__WHAT YOU SHOULD DO__. Retype the listing that follows, exactly as written.

__MATERIAL FOR THE TASK__.

* * * * * * *

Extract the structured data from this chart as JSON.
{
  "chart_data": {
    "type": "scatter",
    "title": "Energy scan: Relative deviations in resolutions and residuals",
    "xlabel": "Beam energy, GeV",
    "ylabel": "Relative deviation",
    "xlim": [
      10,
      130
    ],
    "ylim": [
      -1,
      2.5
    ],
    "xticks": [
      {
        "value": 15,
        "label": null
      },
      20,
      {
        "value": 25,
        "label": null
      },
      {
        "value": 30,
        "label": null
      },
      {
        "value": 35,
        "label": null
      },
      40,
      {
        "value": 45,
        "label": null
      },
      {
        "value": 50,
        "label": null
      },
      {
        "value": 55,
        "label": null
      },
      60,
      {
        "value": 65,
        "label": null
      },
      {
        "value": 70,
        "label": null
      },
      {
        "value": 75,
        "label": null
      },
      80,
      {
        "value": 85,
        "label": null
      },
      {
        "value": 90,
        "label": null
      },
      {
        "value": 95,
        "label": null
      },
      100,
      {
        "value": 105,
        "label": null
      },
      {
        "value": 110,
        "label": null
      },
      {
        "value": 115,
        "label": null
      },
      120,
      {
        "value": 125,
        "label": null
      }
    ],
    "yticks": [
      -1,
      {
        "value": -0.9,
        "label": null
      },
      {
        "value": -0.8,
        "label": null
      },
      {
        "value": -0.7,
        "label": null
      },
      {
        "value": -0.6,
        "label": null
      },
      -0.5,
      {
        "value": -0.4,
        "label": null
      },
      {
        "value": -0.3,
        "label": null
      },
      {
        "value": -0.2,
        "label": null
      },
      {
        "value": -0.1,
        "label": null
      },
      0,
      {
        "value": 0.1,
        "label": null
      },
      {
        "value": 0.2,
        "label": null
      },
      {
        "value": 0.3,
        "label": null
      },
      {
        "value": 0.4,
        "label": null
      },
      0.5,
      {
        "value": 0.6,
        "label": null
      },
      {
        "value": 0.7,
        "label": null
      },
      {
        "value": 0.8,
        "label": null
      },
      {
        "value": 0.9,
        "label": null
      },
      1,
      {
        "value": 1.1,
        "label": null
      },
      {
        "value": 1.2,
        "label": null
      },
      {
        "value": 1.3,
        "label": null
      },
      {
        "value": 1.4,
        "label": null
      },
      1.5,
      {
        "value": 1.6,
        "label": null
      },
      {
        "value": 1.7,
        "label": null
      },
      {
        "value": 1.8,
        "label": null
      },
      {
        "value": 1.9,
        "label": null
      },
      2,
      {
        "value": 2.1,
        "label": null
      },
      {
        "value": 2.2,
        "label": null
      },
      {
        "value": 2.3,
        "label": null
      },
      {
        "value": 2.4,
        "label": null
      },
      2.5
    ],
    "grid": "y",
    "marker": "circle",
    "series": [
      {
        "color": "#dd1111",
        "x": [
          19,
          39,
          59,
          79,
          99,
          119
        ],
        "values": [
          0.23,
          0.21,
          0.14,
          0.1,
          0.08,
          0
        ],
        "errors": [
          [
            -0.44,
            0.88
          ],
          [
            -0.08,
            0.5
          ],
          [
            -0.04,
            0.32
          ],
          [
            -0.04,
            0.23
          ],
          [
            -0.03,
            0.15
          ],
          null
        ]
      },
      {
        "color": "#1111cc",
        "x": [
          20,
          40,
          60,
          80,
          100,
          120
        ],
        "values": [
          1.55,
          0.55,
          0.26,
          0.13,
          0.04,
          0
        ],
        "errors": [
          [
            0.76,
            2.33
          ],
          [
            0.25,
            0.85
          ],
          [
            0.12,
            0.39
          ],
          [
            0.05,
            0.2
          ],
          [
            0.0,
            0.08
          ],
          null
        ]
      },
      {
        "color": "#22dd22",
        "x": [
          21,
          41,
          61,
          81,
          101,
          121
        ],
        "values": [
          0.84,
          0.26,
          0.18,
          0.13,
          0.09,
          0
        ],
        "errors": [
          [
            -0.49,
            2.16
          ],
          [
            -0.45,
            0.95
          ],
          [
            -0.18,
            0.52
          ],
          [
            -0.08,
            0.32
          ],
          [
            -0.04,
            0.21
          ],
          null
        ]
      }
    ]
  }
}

* * * * * * *

__TASK SOLUTION__.
Extract the structured data from this chart as JSON.
{
  "chart_data": {
    "type": "scatter",
    "title": "Energy scan: Relative deviations in resolutions and residuals",
    "xlabel": "Beam energy, GeV",
    "ylabel": "Relative deviation",
    "xlim": [
      10,
      130
    ],
    "ylim": [
      -1,
      2.5
    ],
    "xticks": [
      {
        "value": 15,
        "label": null
      },
      20,
      {
        "value": 25,
        "label": null
      },
      {
        "value": 30,
        "label": null
      },
      {
        "value": 35,
        "label": null
      },
      40,
      {
        "value": 45,
        "label": null
      },
      {
        "value": 50,
        "label": null
      },
      {
        "value": 55,
        "label": null
      },
      60,
      {
        "value": 65,
        "label": null
      },
      {
        "value": 70,
        "label": null
      },
      {
        "value": 75,
        "label": null
      },
      80,
      {
        "value": 85,
        "label": null
      },
      {
        "value": 90,
        "label": null
      },
      {
        "value": 95,
        "label": null
      },
      100,
      {
        "value": 105,
        "label": null
      },
      {
        "value": 110,
        "label": null
      },
      {
        "value": 115,
        "label": null
      },
      120,
      {
        "value": 125,
        "label": null
      }
    ],
    "yticks": [
      -1,
      {
        "value": -0.9,
        "label": null
      },
      {
        "value": -0.8,
        "label": null
      },
      {
        "value": -0.7,
        "label": null
      },
      {
        "value": -0.6,
        "label": null
      },
      -0.5,
      {
        "value": -0.4,
        "label": null
      },
      {
        "value": -0.3,
        "label": null
      },
      {
        "value": -0.2,
        "label": null
      },
      {
        "value": -0.1,
        "label": null
      },
      0,
      {
        "value": 0.1,
        "label": null
      },
      {
        "value": 0.2,
        "label": null
      },
      {
        "value": 0.3,
        "label": null
      },
      {
        "value": 0.4,
        "label": null
      },
      0.5,
      {
        "value": 0.6,
        "label": null
      },
      {
        "value": 0.7,
        "label": null
      },
      {
        "value": 0.8,
        "label": null
      },
      {
        "value": 0.9,
        "label": null
      },
      1,
      {
        "value": 1.1,
        "label": null
      },
      {
        "value": 1.2,
        "label": null
      },
      {
        "value": 1.3,
        "label": null
      },
      {
        "value": 1.4,
        "label": null
      },
      1.5,
      {
        "value": 1.6,
        "label": null
      },
      {
        "value": 1.7,
        "label": null
      },
      {
        "value": 1.8,
        "label": null
      },
      {
        "value": 1.9,
        "label": null
      },
      2,
      {
        "value": 2.1,
        "label": null
      },
      {
        "value": 2.2,
        "label": null
      },
      {
        "value": 2.3,
        "label": null
      },
      {
        "value": 2.4,
        "label": null
      },
      2.5
    ],
    "grid": "y",
    "marker": "circle",
    "series": [
      {
        "color": "#dd1111",
        "x": [
          19,
          39,
          59,
          79,
          99,
          119
        ],
        "values": [
          0.23,
          0.21,
          0.14,
          0.1,
          0.08,
          0
        ],
        "errors": [
          [
            -0.44,
            0.88
          ],
          [
            -0.08,
            0.5
          ],
          [
            -0.04,
            0.32
          ],
          [
            -0.04,
            0.23
          ],
          [
            -0.03,
            0.15
          ],
          null
        ]
      },
      {
        "color": "#1111cc",
        "x": [
          20,
          40,
          60,
          80,
          100,
          120
        ],
        "values": [
          1.55,
          0.55,
          0.26,
          0.13,
          0.04,
          0
        ],
        "errors": [
          [
            0.76,
            2.33
          ],
          [
            0.25,
            0.85
          ],
          [
            0.12,
            0.39
          ],
          [
            0.05,
            0.2
          ],
          [
            0.0,
            0.08
          ],
          null
        ]
      },
      {
        "color": "#22dd22",
        "x": [
          21,
          41,
          61,
          81,
          101,
          121
        ],
        "values": [
          0.84,
          0.26,
          0.18,
          0.13,
          0.09,
          0
        ],
        "errors": [
          [
            -0.49,
            2.16
          ],
          [
            -0.45,
            0.95
          ],
          [
            -0.18,
            0.52
          ],
          [
            -0.08,
            0.32
          ],
          [
            -0.04,
            0.21
          ],
          null
        ]
      }
    ]
  }
}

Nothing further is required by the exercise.